▶ _Work required_:
Skip the pictures and extract all of the lines exactly as written.

══ The input ══

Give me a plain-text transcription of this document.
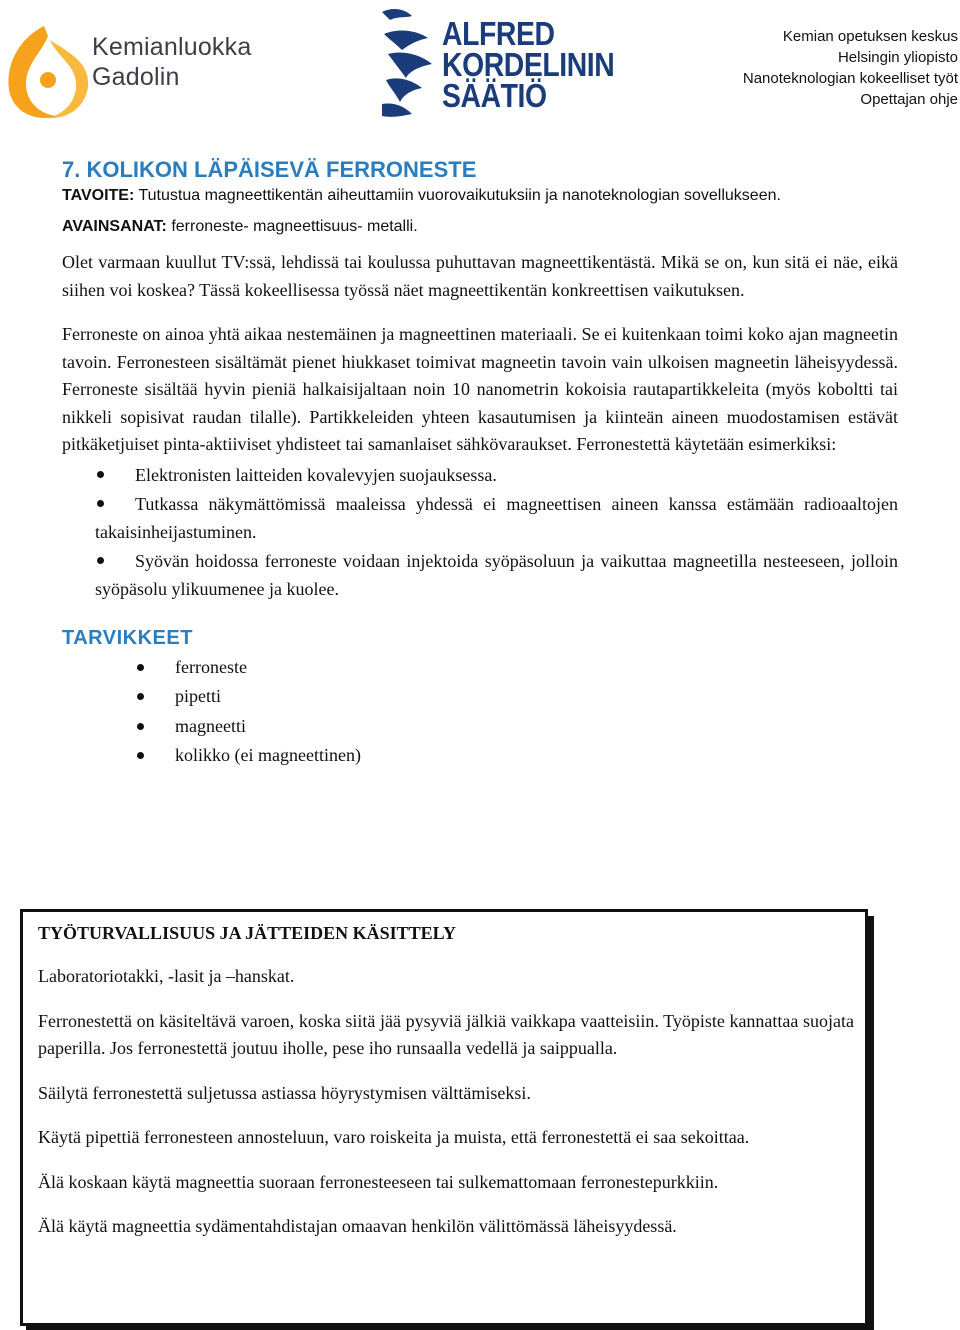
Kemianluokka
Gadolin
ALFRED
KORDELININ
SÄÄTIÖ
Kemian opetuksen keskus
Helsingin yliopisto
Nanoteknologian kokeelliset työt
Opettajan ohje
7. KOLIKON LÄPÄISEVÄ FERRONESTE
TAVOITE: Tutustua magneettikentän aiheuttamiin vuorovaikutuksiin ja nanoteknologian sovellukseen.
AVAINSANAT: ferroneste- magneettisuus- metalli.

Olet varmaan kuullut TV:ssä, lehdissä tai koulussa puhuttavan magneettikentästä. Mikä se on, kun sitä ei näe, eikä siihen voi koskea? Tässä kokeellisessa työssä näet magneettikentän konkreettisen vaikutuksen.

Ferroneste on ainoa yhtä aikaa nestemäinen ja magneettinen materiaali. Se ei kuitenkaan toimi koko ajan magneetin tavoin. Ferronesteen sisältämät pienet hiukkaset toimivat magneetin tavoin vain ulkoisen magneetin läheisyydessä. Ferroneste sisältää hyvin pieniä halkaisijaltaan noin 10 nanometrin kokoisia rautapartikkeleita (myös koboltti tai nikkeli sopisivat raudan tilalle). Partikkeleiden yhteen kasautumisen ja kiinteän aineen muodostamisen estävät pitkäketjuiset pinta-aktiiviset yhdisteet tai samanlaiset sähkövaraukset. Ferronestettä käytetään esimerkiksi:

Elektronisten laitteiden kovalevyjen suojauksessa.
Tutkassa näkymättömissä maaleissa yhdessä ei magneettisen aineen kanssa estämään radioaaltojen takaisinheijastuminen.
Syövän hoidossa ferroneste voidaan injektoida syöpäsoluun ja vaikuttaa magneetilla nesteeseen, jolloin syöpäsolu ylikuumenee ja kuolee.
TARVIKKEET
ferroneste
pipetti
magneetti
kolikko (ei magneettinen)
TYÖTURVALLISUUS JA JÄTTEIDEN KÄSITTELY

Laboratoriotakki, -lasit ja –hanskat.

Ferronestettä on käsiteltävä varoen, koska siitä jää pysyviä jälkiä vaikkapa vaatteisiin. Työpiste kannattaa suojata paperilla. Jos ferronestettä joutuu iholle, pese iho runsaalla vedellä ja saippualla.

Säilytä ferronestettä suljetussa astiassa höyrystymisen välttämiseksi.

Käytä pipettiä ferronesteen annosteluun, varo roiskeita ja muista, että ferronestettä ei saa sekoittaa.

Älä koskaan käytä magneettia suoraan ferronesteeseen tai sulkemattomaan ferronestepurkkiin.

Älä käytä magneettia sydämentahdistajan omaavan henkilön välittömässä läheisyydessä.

═══

▶ _The output_:
Give me a plain-text transcription of this document.
Kemianluokka
Gadolin
ALFRED
KORDELININ
SÄÄTIÖ
Kemian opetuksen keskus
Helsingin yliopisto
Nanoteknologian kokeelliset työt
Opettajan ohje
7. KOLIKON LÄPÄISEVÄ FERRONESTE
TAVOITE: Tutustua magneettikentän aiheuttamiin vuorovaikutuksiin ja nanoteknologian sovellukseen.
AVAINSANAT: ferroneste- magneettisuus- metalli.

Olet varmaan kuullut TV:ssä, lehdissä tai koulussa puhuttavan magneettikentästä. Mikä se on, kun sitä ei näe, eikä siihen voi koskea? Tässä kokeellisessa työssä näet magneettikentän konkreettisen vaikutuksen.

Ferroneste on ainoa yhtä aikaa nestemäinen ja magneettinen materiaali. Se ei kuitenkaan toimi koko ajan magneetin tavoin. Ferronesteen sisältämät pienet hiukkaset toimivat magneetin tavoin vain ulkoisen magneetin läheisyydessä. Ferroneste sisältää hyvin pieniä halkaisijaltaan noin 10 nanometrin kokoisia rautapartikkeleita (myös koboltti tai nikkeli sopisivat raudan tilalle). Partikkeleiden yhteen kasautumisen ja kiinteän aineen muodostamisen estävät pitkäketjuiset pinta-aktiiviset yhdisteet tai samanlaiset sähkövaraukset. Ferronestettä käytetään esimerkiksi:

Elektronisten laitteiden kovalevyjen suojauksessa.
Tutkassa näkymättömissä maaleissa yhdessä ei magneettisen aineen kanssa estämään radioaaltojen takaisinheijastuminen.
Syövän hoidossa ferroneste voidaan injektoida syöpäsoluun ja vaikuttaa magneetilla nesteeseen, jolloin syöpäsolu ylikuumenee ja kuolee.
TARVIKKEET
ferroneste
pipetti
magneetti
kolikko (ei magneettinen)
TYÖTURVALLISUUS JA JÄTTEIDEN KÄSITTELY

Laboratoriotakki, -lasit ja –hanskat.

Ferronestettä on käsiteltävä varoen, koska siitä jää pysyviä jälkiä vaikkapa vaatteisiin. Työpiste kannattaa suojata paperilla. Jos ferronestettä joutuu iholle, pese iho runsaalla vedellä ja saippualla.

Säilytä ferronestettä suljetussa astiassa höyrystymisen välttämiseksi.

Käytä pipettiä ferronesteen annosteluun, varo roiskeita ja muista, että ferronestettä ei saa sekoittaa.

Älä koskaan käytä magneettia suoraan ferronesteeseen tai sulkemattomaan ferronestepurkkiin.

Älä käytä magneettia sydämentahdistajan omaavan henkilön välittömässä läheisyydessä.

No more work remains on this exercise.